YOUR TASK:
Exclude any images and output the remaining records exactly.

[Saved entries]
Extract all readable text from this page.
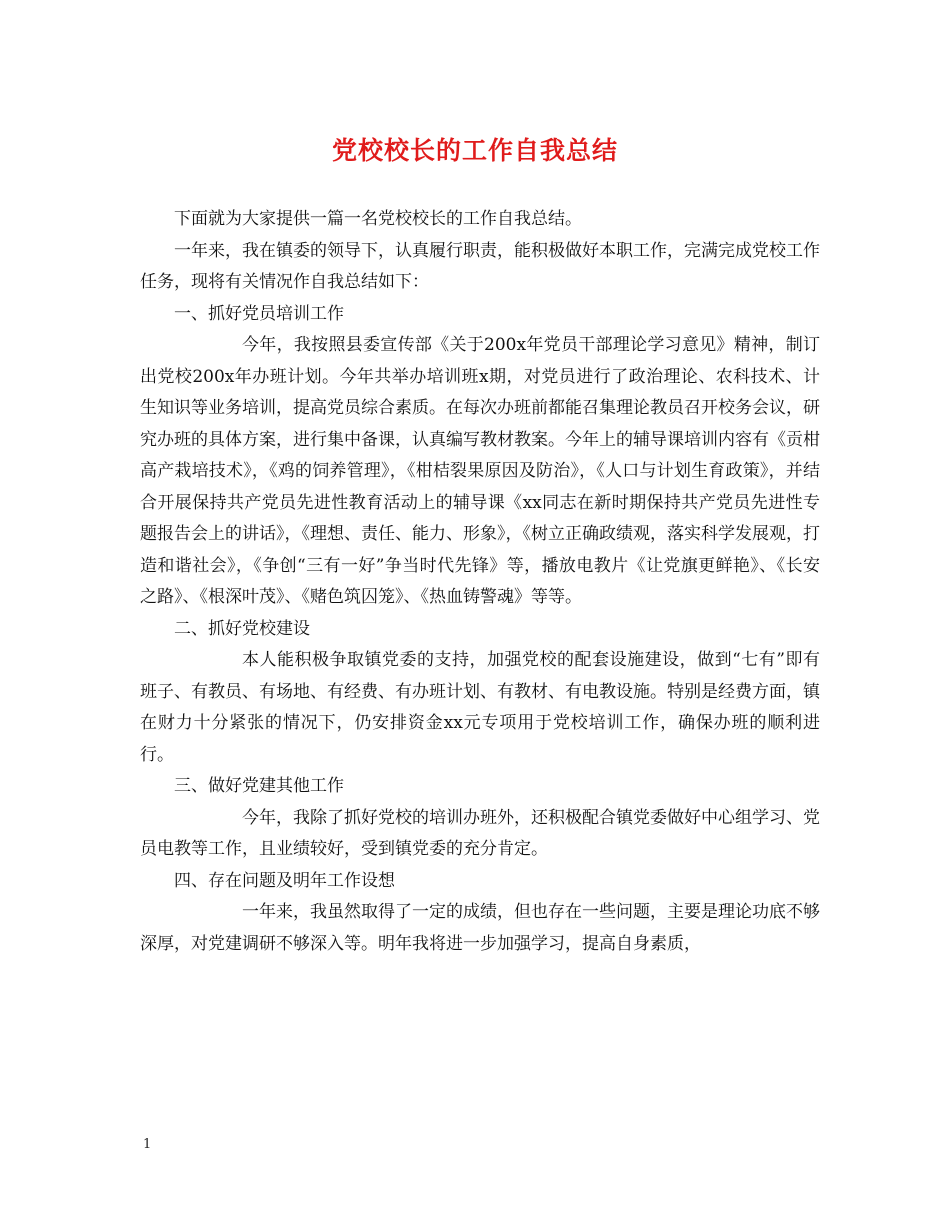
党校校长的工作自我总结

下面就为大家提供一篇一名党校校长的工作自我总结。

一年来，我在镇委的领导下，认真履行职责，能积极做好本职工作，完满完成党校工作任务，现将有关情况作自我总结如下：

一、抓好党员培训工作

今年，我按照县委宣传部《关于200x年党员干部理论学习意见》精神，制订出党校200x年办班计划。今年共举办培训班x期，对党员进行了政治理论、农科技术、计生知识等业务培训，提高党员综合素质。在每次办班前都能召集理论教员召开校务会议，研究办班的具体方案，进行集中备课，认真编写教材教案。今年上的辅导课培训内容有《贡柑高产栽培技术》，《鸡的饲养管理》，《柑桔裂果原因及防治》，《人口与计划生育政策》，并结合开展保持共产党员先进性教育活动上的辅导课《xx同志在新时期保持共产党员先进性专题报告会上的讲话》，《理想、责任、能力、形象》，《树立正确政绩观，落实科学发展观，打造和谐社会》，《争创“三有一好”争当时代先锋》等，播放电教片《让党旗更鲜艳》、《长安之路》、《根深叶茂》、《赌色筑囚笼》、《热血铸警魂》等等。

二、抓好党校建设

本人能积极争取镇党委的支持，加强党校的配套设施建设，做到“七有”即有班子、有教员、有场地、有经费、有办班计划、有教材、有电教设施。特别是经费方面，镇在财力十分紧张的情况下，仍安排资金xx元专项用于党校培训工作，确保办班的顺利进行。

三、做好党建其他工作

今年，我除了抓好党校的培训办班外，还积极配合镇党委做好中心组学习、党员电教等工作，且业绩较好，受到镇党委的充分肯定。

四、存在问题及明年工作设想

一年来，我虽然取得了一定的成绩，但也存在一些问题，主要是理论功底不够深厚，对党建调研不够深入等。明年我将进一步加强学习，提高自身素质，

1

SOLVED PROBLEM:
Extract all readable text from this page.
党校校长的工作自我总结

下面就为大家提供一篇一名党校校长的工作自我总结。

一年来，我在镇委的领导下，认真履行职责，能积极做好本职工作，完满完成党校工作任务，现将有关情况作自我总结如下：

一、抓好党员培训工作

今年，我按照县委宣传部《关于200x年党员干部理论学习意见》精神，制订出党校200x年办班计划。今年共举办培训班x期，对党员进行了政治理论、农科技术、计生知识等业务培训，提高党员综合素质。在每次办班前都能召集理论教员召开校务会议，研究办班的具体方案，进行集中备课，认真编写教材教案。今年上的辅导课培训内容有《贡柑高产栽培技术》，《鸡的饲养管理》，《柑桔裂果原因及防治》，《人口与计划生育政策》，并结合开展保持共产党员先进性教育活动上的辅导课《xx同志在新时期保持共产党员先进性专题报告会上的讲话》，《理想、责任、能力、形象》，《树立正确政绩观，落实科学发展观，打造和谐社会》，《争创“三有一好”争当时代先锋》等，播放电教片《让党旗更鲜艳》、《长安之路》、《根深叶茂》、《赌色筑囚笼》、《热血铸警魂》等等。

二、抓好党校建设

本人能积极争取镇党委的支持，加强党校的配套设施建设，做到“七有”即有班子、有教员、有场地、有经费、有办班计划、有教材、有电教设施。特别是经费方面，镇在财力十分紧张的情况下，仍安排资金xx元专项用于党校培训工作，确保办班的顺利进行。

三、做好党建其他工作

今年，我除了抓好党校的培训办班外，还积极配合镇党委做好中心组学习、党员电教等工作，且业绩较好，受到镇党委的充分肯定。

四、存在问题及明年工作设想

一年来，我虽然取得了一定的成绩，但也存在一些问题，主要是理论功底不够深厚，对党建调研不够深入等。明年我将进一步加强学习，提高自身素质，

1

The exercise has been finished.